(SHORT EXERCISE):
Identify every line in the records that contains the string "Biennial" and copy each one. Treat uppercase and lowercase letters as different.
— start of INFORMATION PROVIDED —
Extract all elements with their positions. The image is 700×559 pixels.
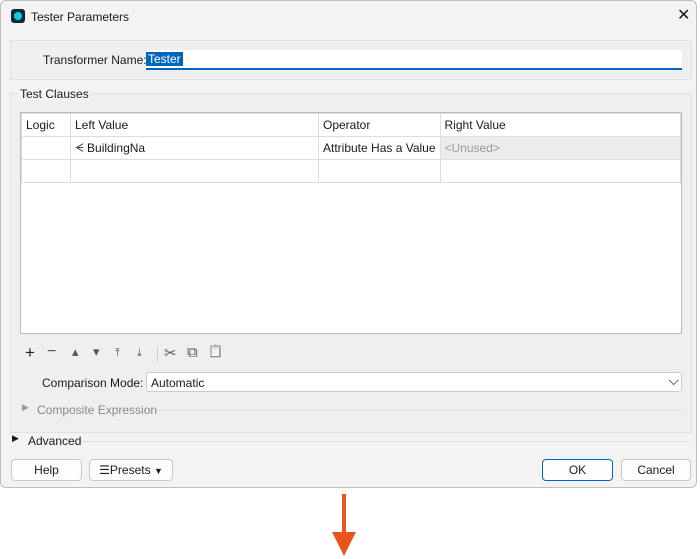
header-right-value[interactable]: Right Value — [439, 113, 682, 137]
operator-cell[interactable] — [318, 159, 441, 183]
app-icon — [11, 9, 25, 23]
composite-divider — [156, 410, 681, 411]
advanced-expand-icon[interactable]: ▶ — [12, 433, 19, 444]
attribute-icon: ᗕ — [75, 140, 88, 155]
paste-icon[interactable]: 📋 — [208, 344, 223, 358]
close-icon[interactable]: ✕ — [677, 5, 690, 25]
composite-expand-icon[interactable]: ▶ — [22, 402, 29, 413]
move-top-icon[interactable]: ⤒ — [115, 347, 120, 360]
toolbar-divider — [157, 346, 158, 362]
cut-icon[interactable]: ✂ — [164, 344, 177, 362]
header-operator[interactable]: Operator — [318, 113, 441, 137]
clauses-table[interactable]: Logic Left Value Operator Right Value ᗕ … — [20, 112, 682, 334]
table-header-row: Logic Left Value Operator Right Value — [21, 113, 682, 137]
left-value-cell[interactable] — [70, 159, 319, 183]
comparison-mode-label: Comparison Mode: — [42, 376, 144, 390]
copy-icon[interactable]: ⧉ — [187, 344, 198, 361]
tester-parameters-dialog: Tester Parameters ✕ Transformer Name: Te… — [0, 0, 697, 488]
help-button[interactable]: Help — [11, 459, 82, 481]
move-up-icon[interactable]: ▴ — [72, 344, 79, 360]
header-left-value[interactable]: Left Value — [70, 113, 319, 137]
add-icon[interactable]: + — [25, 343, 35, 363]
table-row[interactable] — [21, 159, 682, 183]
logic-cell[interactable] — [21, 159, 71, 183]
transformer-name-label: Transformer Name: — [43, 53, 147, 67]
left-value-cell[interactable]: ᗕ BuildingNa — [70, 136, 319, 160]
arrow-down-icon — [332, 494, 356, 556]
move-down-icon[interactable]: ▾ — [93, 344, 100, 360]
right-value-cell[interactable]: <Unused> — [439, 136, 682, 160]
cancel-button[interactable]: Cancel — [621, 459, 691, 481]
test-clauses-title: Test Clauses — [18, 87, 91, 101]
ok-button[interactable]: OK — [542, 459, 613, 481]
right-value-cell[interactable] — [439, 159, 682, 183]
logic-cell[interactable] — [21, 136, 71, 160]
chevron-down-icon: ⌵ — [668, 372, 679, 388]
composite-expression-toggle[interactable]: Composite Expression — [37, 403, 157, 417]
caret-down-icon: ▼ — [153, 466, 163, 476]
transformer-name-input[interactable]: Tester — [146, 50, 682, 70]
window-title: Tester Parameters — [31, 10, 130, 24]
advanced-toggle[interactable]: Advanced — [28, 434, 81, 448]
table-row[interactable]: ᗕ BuildingNa Attribute Has a Value <Unus… — [21, 136, 682, 160]
operator-cell[interactable]: Attribute Has a Value — [318, 136, 441, 160]
move-bottom-icon[interactable]: ⤓ — [137, 347, 142, 360]
sliders-icon: ☰ — [99, 463, 110, 477]
presets-button[interactable]: ☰Presets ▼ — [89, 459, 173, 481]
header-logic[interactable]: Logic — [21, 113, 71, 137]
comparison-mode-select[interactable]: Automatic ⌵ — [146, 372, 682, 392]
advanced-divider — [81, 441, 689, 442]
remove-icon[interactable]: − — [47, 343, 56, 361]
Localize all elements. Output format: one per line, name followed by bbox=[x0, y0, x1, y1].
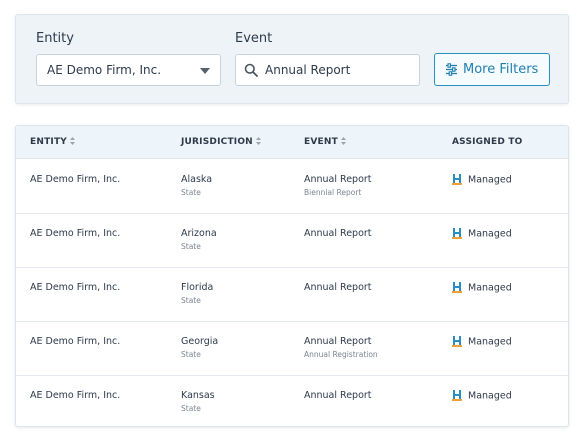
filter-panel: Entity Event AE Demo Firm, Inc. Annual R… bbox=[15, 14, 569, 104]
event-filter-label: Event bbox=[235, 31, 273, 46]
cell-assigned-to: Managed bbox=[452, 228, 512, 240]
jurisdiction-type: State bbox=[181, 350, 201, 359]
event-name: Annual Report bbox=[304, 282, 372, 293]
cell-jurisdiction: Alaska State bbox=[181, 174, 212, 197]
jurisdiction-name: Alaska bbox=[181, 174, 213, 185]
sort-icon bbox=[340, 136, 346, 145]
more-filters-button[interactable]: More Filters bbox=[434, 53, 550, 86]
cell-assigned-to: Managed bbox=[452, 174, 512, 186]
cell-event: Annual Report Biennial Report bbox=[304, 174, 372, 197]
sliders-icon bbox=[446, 63, 457, 76]
event-name: Annual Report bbox=[304, 228, 372, 239]
h-logo-icon bbox=[452, 228, 462, 239]
jurisdiction-name: Kansas bbox=[181, 390, 215, 401]
event-subtype: Annual Registration bbox=[304, 350, 378, 359]
column-header-entity[interactable]: ENTITY bbox=[30, 126, 76, 159]
table-row[interactable]: AE Demo Firm, Inc. Kansas State Annual R… bbox=[16, 376, 568, 426]
event-search-value: Annual Report bbox=[265, 63, 351, 77]
caret-down-icon bbox=[200, 68, 210, 74]
cell-jurisdiction: Kansas State bbox=[181, 390, 215, 413]
cell-entity: AE Demo Firm, Inc. bbox=[30, 228, 121, 239]
cell-entity: AE Demo Firm, Inc. bbox=[30, 174, 121, 185]
h-logo-icon bbox=[452, 336, 462, 347]
table-row[interactable]: AE Demo Firm, Inc. Arizona State Annual … bbox=[16, 214, 568, 268]
h-logo-icon bbox=[452, 282, 462, 293]
entity-select[interactable]: AE Demo Firm, Inc. bbox=[36, 54, 221, 86]
sort-icon bbox=[255, 136, 261, 145]
cell-jurisdiction: Florida State bbox=[181, 282, 213, 305]
column-header-label: EVENT bbox=[304, 137, 338, 147]
cell-assigned-to: Managed bbox=[452, 336, 512, 348]
cell-jurisdiction: Arizona State bbox=[181, 228, 217, 251]
cell-entity: AE Demo Firm, Inc. bbox=[30, 282, 121, 293]
cell-event: Annual Report Annual Registration bbox=[304, 336, 378, 359]
event-subtype: Biennial Report bbox=[304, 188, 362, 197]
cell-event: Annual Report bbox=[304, 282, 372, 296]
entity-select-value: AE Demo Firm, Inc. bbox=[47, 63, 162, 77]
table-header: ENTITY JURISDICTION EVENT ASSIGNED TO bbox=[16, 126, 568, 159]
jurisdiction-type: State bbox=[181, 242, 201, 251]
assignee-name: Managed bbox=[468, 336, 512, 348]
cell-entity: AE Demo Firm, Inc. bbox=[30, 390, 121, 401]
column-header-jurisdiction[interactable]: JURISDICTION bbox=[181, 126, 261, 159]
cell-assigned-to: Managed bbox=[452, 282, 512, 294]
assignee-name: Managed bbox=[468, 282, 512, 294]
assignee-name: Managed bbox=[468, 174, 512, 186]
entity-filter-label: Entity bbox=[36, 31, 74, 46]
jurisdiction-type: State bbox=[181, 188, 201, 197]
jurisdiction-name: Arizona bbox=[181, 228, 217, 239]
table-row[interactable]: AE Demo Firm, Inc. Florida State Annual … bbox=[16, 268, 568, 322]
event-name: Annual Report bbox=[304, 390, 372, 401]
column-header-label: ASSIGNED TO bbox=[452, 137, 523, 147]
more-filters-label: More Filters bbox=[463, 62, 539, 77]
cell-jurisdiction: Georgia State bbox=[181, 336, 218, 359]
h-logo-icon bbox=[452, 390, 462, 401]
cell-event: Annual Report bbox=[304, 390, 372, 404]
column-header-label: ENTITY bbox=[30, 137, 68, 147]
sort-icon bbox=[70, 136, 76, 145]
event-search-input[interactable]: Annual Report bbox=[235, 54, 420, 86]
search-icon bbox=[244, 63, 258, 77]
h-logo-icon bbox=[452, 174, 462, 185]
events-table: ENTITY JURISDICTION EVENT ASSIGNED TO AE… bbox=[15, 125, 569, 427]
cell-event: Annual Report bbox=[304, 228, 372, 242]
table-row[interactable]: AE Demo Firm, Inc. Alaska State Annual R… bbox=[16, 160, 568, 214]
jurisdiction-name: Florida bbox=[181, 282, 214, 293]
cell-entity: AE Demo Firm, Inc. bbox=[30, 336, 121, 347]
cell-assigned-to: Managed bbox=[452, 390, 512, 402]
assignee-name: Managed bbox=[468, 390, 512, 402]
jurisdiction-type: State bbox=[181, 404, 201, 413]
column-header-label: JURISDICTION bbox=[181, 137, 253, 147]
column-header-event[interactable]: EVENT bbox=[304, 126, 346, 159]
event-name: Annual Report bbox=[304, 336, 372, 347]
jurisdiction-type: State bbox=[181, 296, 201, 305]
assignee-name: Managed bbox=[468, 228, 512, 240]
table-row[interactable]: AE Demo Firm, Inc. Georgia State Annual … bbox=[16, 322, 568, 376]
jurisdiction-name: Georgia bbox=[181, 336, 219, 347]
column-header-assigned-to: ASSIGNED TO bbox=[452, 126, 523, 159]
event-name: Annual Report bbox=[304, 174, 372, 185]
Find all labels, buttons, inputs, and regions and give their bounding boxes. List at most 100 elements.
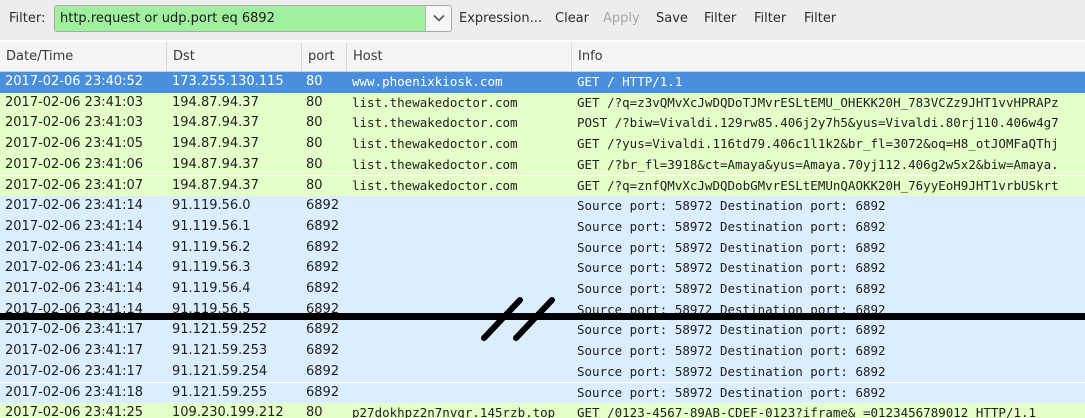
— end of INFORMATION PROVIDED —
(ANSWER FOR THIS EXERCISE):
cell-event: Annual Report Biennial Report bbox=[304, 174, 372, 197]
event-subtype: Biennial Report bbox=[304, 188, 362, 197]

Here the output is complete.